> **WHAT YOU WILL DO**: Would you copy out the whole listing exactly as given?

Recorded data:
====
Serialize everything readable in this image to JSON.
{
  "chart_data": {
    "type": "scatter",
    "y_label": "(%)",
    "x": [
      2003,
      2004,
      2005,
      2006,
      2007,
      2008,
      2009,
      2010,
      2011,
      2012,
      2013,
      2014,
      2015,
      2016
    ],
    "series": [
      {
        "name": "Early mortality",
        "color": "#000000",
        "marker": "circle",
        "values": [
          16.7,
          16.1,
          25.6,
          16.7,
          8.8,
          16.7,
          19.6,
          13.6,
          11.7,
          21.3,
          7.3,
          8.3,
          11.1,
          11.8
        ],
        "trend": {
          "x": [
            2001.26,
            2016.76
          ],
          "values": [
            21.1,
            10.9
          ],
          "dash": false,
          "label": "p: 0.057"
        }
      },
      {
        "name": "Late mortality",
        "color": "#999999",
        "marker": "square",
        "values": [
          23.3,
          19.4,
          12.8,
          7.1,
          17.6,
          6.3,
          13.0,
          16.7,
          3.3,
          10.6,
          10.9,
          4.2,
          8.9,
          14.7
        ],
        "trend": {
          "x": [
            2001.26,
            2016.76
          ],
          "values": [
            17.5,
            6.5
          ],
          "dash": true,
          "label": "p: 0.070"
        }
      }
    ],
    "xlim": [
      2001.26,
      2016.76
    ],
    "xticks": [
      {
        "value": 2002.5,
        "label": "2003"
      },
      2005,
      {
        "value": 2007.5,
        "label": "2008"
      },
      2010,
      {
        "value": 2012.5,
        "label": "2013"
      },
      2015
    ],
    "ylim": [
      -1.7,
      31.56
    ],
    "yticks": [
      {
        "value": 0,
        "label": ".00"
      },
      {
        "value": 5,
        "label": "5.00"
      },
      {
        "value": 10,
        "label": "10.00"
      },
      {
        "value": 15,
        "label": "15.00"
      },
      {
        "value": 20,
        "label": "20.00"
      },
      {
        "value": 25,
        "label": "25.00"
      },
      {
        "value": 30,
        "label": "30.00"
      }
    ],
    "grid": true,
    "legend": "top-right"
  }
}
====
> **TASK OUTPUT**:
Serialize everything readable in this image to JSON.
{
  "chart_data": {
    "type": "scatter",
    "y_label": "(%)",
    "x": [
      2003,
      2004,
      2005,
      2006,
      2007,
      2008,
      2009,
      2010,
      2011,
      2012,
      2013,
      2014,
      2015,
      2016
    ],
    "series": [
      {
        "name": "Early mortality",
        "color": "#000000",
        "marker": "circle",
        "values": [
          16.7,
          16.1,
          25.6,
          16.7,
          8.8,
          16.7,
          19.6,
          13.6,
          11.7,
          21.3,
          7.3,
          8.3,
          11.1,
          11.8
        ],
        "trend": {
          "x": [
            2001.26,
            2016.76
          ],
          "values": [
            21.1,
            10.9
          ],
          "dash": false,
          "label": "p: 0.057"
        }
      },
      {
        "name": "Late mortality",
        "color": "#999999",
        "marker": "square",
        "values": [
          23.3,
          19.4,
          12.8,
          7.1,
          17.6,
          6.3,
          13.0,
          16.7,
          3.3,
          10.6,
          10.9,
          4.2,
          8.9,
          14.7
        ],
        "trend": {
          "x": [
            2001.26,
            2016.76
          ],
          "values": [
            17.5,
            6.5
          ],
          "dash": true,
          "label": "p: 0.070"
        }
      }
    ],
    "xlim": [
      2001.26,
      2016.76
    ],
    "xticks": [
      {
        "value": 2002.5,
        "label": "2003"
      },
      2005,
      {
        "value": 2007.5,
        "label": "2008"
      },
      2010,
      {
        "value": 2012.5,
        "label": "2013"
      },
      2015
    ],
    "ylim": [
      -1.7,
      31.56
    ],
    "yticks": [
      {
        "value": 0,
        "label": ".00"
      },
      {
        "value": 5,
        "label": "5.00"
      },
      {
        "value": 10,
        "label": "10.00"
      },
      {
        "value": 15,
        "label": "15.00"
      },
      {
        "value": 20,
        "label": "20.00"
      },
      {
        "value": 25,
        "label": "25.00"
      },
      {
        "value": 30,
        "label": "30.00"
      }
    ],
    "grid": true,
    "legend": "top-right"
  }
}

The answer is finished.